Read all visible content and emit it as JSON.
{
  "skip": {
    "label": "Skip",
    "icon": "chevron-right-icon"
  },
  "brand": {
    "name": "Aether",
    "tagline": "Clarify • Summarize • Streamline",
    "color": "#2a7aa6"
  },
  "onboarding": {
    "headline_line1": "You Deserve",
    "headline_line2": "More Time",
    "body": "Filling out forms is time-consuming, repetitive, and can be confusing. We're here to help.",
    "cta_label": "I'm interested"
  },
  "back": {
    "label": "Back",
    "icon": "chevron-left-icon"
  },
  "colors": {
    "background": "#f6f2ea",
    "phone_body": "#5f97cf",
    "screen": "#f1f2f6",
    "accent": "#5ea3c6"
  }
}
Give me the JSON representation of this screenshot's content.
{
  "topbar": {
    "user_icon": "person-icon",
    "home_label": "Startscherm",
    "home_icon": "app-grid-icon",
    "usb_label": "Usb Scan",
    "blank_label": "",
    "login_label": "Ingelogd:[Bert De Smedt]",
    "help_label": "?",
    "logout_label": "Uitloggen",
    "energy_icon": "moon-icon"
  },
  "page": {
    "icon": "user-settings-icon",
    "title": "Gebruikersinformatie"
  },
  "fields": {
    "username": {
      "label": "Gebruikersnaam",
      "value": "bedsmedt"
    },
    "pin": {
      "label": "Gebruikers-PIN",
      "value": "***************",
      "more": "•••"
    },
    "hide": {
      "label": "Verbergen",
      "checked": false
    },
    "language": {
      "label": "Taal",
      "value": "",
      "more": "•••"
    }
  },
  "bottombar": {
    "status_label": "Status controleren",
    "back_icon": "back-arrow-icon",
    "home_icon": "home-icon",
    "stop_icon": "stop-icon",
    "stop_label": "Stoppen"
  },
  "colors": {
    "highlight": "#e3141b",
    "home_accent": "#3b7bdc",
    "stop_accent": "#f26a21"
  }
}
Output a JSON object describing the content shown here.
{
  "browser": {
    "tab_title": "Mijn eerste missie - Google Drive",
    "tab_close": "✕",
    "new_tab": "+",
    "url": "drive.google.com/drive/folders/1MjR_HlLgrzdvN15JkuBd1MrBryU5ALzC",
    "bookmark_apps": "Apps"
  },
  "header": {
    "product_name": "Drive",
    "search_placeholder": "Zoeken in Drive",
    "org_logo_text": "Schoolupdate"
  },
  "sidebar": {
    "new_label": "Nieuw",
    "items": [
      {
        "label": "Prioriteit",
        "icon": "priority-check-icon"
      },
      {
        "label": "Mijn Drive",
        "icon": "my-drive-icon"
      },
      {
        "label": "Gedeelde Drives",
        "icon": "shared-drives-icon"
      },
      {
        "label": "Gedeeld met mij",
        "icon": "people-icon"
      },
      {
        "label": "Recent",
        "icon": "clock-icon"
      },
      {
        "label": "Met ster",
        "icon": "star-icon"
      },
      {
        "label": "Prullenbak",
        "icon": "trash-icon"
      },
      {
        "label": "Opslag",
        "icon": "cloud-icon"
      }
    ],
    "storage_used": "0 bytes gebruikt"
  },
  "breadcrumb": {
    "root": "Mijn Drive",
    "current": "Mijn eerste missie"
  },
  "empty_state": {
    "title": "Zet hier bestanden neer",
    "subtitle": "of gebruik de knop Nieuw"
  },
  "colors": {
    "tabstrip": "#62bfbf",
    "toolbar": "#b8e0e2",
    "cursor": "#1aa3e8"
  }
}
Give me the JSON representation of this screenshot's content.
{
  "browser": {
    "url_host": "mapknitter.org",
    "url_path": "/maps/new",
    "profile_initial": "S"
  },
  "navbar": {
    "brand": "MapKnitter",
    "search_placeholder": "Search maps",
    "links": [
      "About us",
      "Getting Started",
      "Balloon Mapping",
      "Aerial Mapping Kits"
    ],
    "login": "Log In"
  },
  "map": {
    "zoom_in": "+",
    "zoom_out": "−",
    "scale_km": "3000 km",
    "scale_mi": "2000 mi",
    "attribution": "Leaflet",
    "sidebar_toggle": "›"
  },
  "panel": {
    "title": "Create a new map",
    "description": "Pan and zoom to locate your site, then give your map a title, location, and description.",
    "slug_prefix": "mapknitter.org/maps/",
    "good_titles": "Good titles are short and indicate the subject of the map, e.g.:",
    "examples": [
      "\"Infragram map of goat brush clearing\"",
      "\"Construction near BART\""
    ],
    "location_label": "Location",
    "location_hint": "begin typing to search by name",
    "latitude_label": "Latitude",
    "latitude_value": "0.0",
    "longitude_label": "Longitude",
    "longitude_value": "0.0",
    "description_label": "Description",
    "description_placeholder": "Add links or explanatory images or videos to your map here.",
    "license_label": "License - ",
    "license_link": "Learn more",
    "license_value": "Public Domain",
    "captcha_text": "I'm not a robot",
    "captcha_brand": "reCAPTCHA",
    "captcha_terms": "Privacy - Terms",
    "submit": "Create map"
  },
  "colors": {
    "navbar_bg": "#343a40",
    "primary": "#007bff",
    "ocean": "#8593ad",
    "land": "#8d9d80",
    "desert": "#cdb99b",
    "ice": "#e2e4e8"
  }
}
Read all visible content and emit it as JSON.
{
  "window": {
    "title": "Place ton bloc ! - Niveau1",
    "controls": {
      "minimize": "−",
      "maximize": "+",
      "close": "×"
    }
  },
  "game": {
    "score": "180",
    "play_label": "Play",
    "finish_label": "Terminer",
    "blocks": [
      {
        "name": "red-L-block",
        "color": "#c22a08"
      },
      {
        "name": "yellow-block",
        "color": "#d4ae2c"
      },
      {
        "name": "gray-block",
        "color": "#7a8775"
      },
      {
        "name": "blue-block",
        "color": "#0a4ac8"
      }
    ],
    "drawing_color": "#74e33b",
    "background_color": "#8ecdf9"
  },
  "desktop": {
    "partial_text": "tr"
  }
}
= = = = = = =
— Objective —
Hand back the material above in full, exactly as written.

— Solution to this task —
Read all visible content and emit it as JSON.
{
  "skip": {
    "label": "Skip",
    "icon": "chevron-right-icon"
  },
  "brand": {
    "name": "Aether",
    "tagline": "Clarify • Summarize • Streamline",
    "color": "#2a7aa6"
  },
  "onboarding": {
    "headline_line1": "You Deserve",
    "headline_line2": "More Time",
    "body": "Filling out forms is time-consuming, repetitive, and can be confusing. We're here to help.",
    "cta_label": "I'm interested"
  },
  "back": {
    "label": "Back",
    "icon": "chevron-left-icon"
  },
  "colors": {
    "background": "#f6f2ea",
    "phone_body": "#5f97cf",
    "screen": "#f1f2f6",
    "accent": "#5ea3c6"
  }
}
Give me the JSON representation of this screenshot's content.
{
  "topbar": {
    "user_icon": "person-icon",
    "home_label": "Startscherm",
    "home_icon": "app-grid-icon",
    "usb_label": "Usb Scan",
    "blank_label": "",
    "login_label": "Ingelogd:[Bert De Smedt]",
    "help_label": "?",
    "logout_label": "Uitloggen",
    "energy_icon": "moon-icon"
  },
  "page": {
    "icon": "user-settings-icon",
    "title": "Gebruikersinformatie"
  },
  "fields": {
    "username": {
      "label": "Gebruikersnaam",
      "value": "bedsmedt"
    },
    "pin": {
      "label": "Gebruikers-PIN",
      "value": "***************",
      "more": "•••"
    },
    "hide": {
      "label": "Verbergen",
      "checked": false
    },
    "language": {
      "label": "Taal",
      "value": "",
      "more": "•••"
    }
  },
  "bottombar": {
    "status_label": "Status controleren",
    "back_icon": "back-arrow-icon",
    "home_icon": "home-icon",
    "stop_icon": "stop-icon",
    "stop_label": "Stoppen"
  },
  "colors": {
    "highlight": "#e3141b",
    "home_accent": "#3b7bdc",
    "stop_accent": "#f26a21"
  }
}
Output a JSON object describing the content shown here.
{
  "browser": {
    "tab_title": "Mijn eerste missie - Google Drive",
    "tab_close": "✕",
    "new_tab": "+",
    "url": "drive.google.com/drive/folders/1MjR_HlLgrzdvN15JkuBd1MrBryU5ALzC",
    "bookmark_apps": "Apps"
  },
  "header": {
    "product_name": "Drive",
    "search_placeholder": "Zoeken in Drive",
    "org_logo_text": "Schoolupdate"
  },
  "sidebar": {
    "new_label": "Nieuw",
    "items": [
      {
        "label": "Prioriteit",
        "icon": "priority-check-icon"
      },
      {
        "label": "Mijn Drive",
        "icon": "my-drive-icon"
      },
      {
        "label": "Gedeelde Drives",
        "icon": "shared-drives-icon"
      },
      {
        "label": "Gedeeld met mij",
        "icon": "people-icon"
      },
      {
        "label": "Recent",
        "icon": "clock-icon"
      },
      {
        "label": "Met ster",
        "icon": "star-icon"
      },
      {
        "label": "Prullenbak",
        "icon": "trash-icon"
      },
      {
        "label": "Opslag",
        "icon": "cloud-icon"
      }
    ],
    "storage_used": "0 bytes gebruikt"
  },
  "breadcrumb": {
    "root": "Mijn Drive",
    "current": "Mijn eerste missie"
  },
  "empty_state": {
    "title": "Zet hier bestanden neer",
    "subtitle": "of gebruik de knop Nieuw"
  },
  "colors": {
    "tabstrip": "#62bfbf",
    "toolbar": "#b8e0e2",
    "cursor": "#1aa3e8"
  }
}
Give me the JSON representation of this screenshot's content.
{
  "browser": {
    "url_host": "mapknitter.org",
    "url_path": "/maps/new",
    "profile_initial": "S"
  },
  "navbar": {
    "brand": "MapKnitter",
    "search_placeholder": "Search maps",
    "links": [
      "About us",
      "Getting Started",
      "Balloon Mapping",
      "Aerial Mapping Kits"
    ],
    "login": "Log In"
  },
  "map": {
    "zoom_in": "+",
    "zoom_out": "−",
    "scale_km": "3000 km",
    "scale_mi": "2000 mi",
    "attribution": "Leaflet",
    "sidebar_toggle": "›"
  },
  "panel": {
    "title": "Create a new map",
    "description": "Pan and zoom to locate your site, then give your map a title, location, and description.",
    "slug_prefix": "mapknitter.org/maps/",
    "good_titles": "Good titles are short and indicate the subject of the map, e.g.:",
    "examples": [
      "\"Infragram map of goat brush clearing\"",
      "\"Construction near BART\""
    ],
    "location_label": "Location",
    "location_hint": "begin typing to search by name",
    "latitude_label": "Latitude",
    "latitude_value": "0.0",
    "longitude_label": "Longitude",
    "longitude_value": "0.0",
    "description_label": "Description",
    "description_placeholder": "Add links or explanatory images or videos to your map here.",
    "license_label": "License - ",
    "license_link": "Learn more",
    "license_value": "Public Domain",
    "captcha_text": "I'm not a robot",
    "captcha_brand": "reCAPTCHA",
    "captcha_terms": "Privacy - Terms",
    "submit": "Create map"
  },
  "colors": {
    "navbar_bg": "#343a40",
    "primary": "#007bff",
    "ocean": "#8593ad",
    "land": "#8d9d80",
    "desert": "#cdb99b",
    "ice": "#e2e4e8"
  }
}
Read all visible content and emit it as JSON.
{
  "window": {
    "title": "Place ton bloc ! - Niveau1",
    "controls": {
      "minimize": "−",
      "maximize": "+",
      "close": "×"
    }
  },
  "game": {
    "score": "180",
    "play_label": "Play",
    "finish_label": "Terminer",
    "blocks": [
      {
        "name": "red-L-block",
        "color": "#c22a08"
      },
      {
        "name": "yellow-block",
        "color": "#d4ae2c"
      },
      {
        "name": "gray-block",
        "color": "#7a8775"
      },
      {
        "name": "blue-block",
        "color": "#0a4ac8"
      }
    ],
    "drawing_color": "#74e33b",
    "background_color": "#8ecdf9"
  },
  "desktop": {
    "partial_text": "tr"
  }
}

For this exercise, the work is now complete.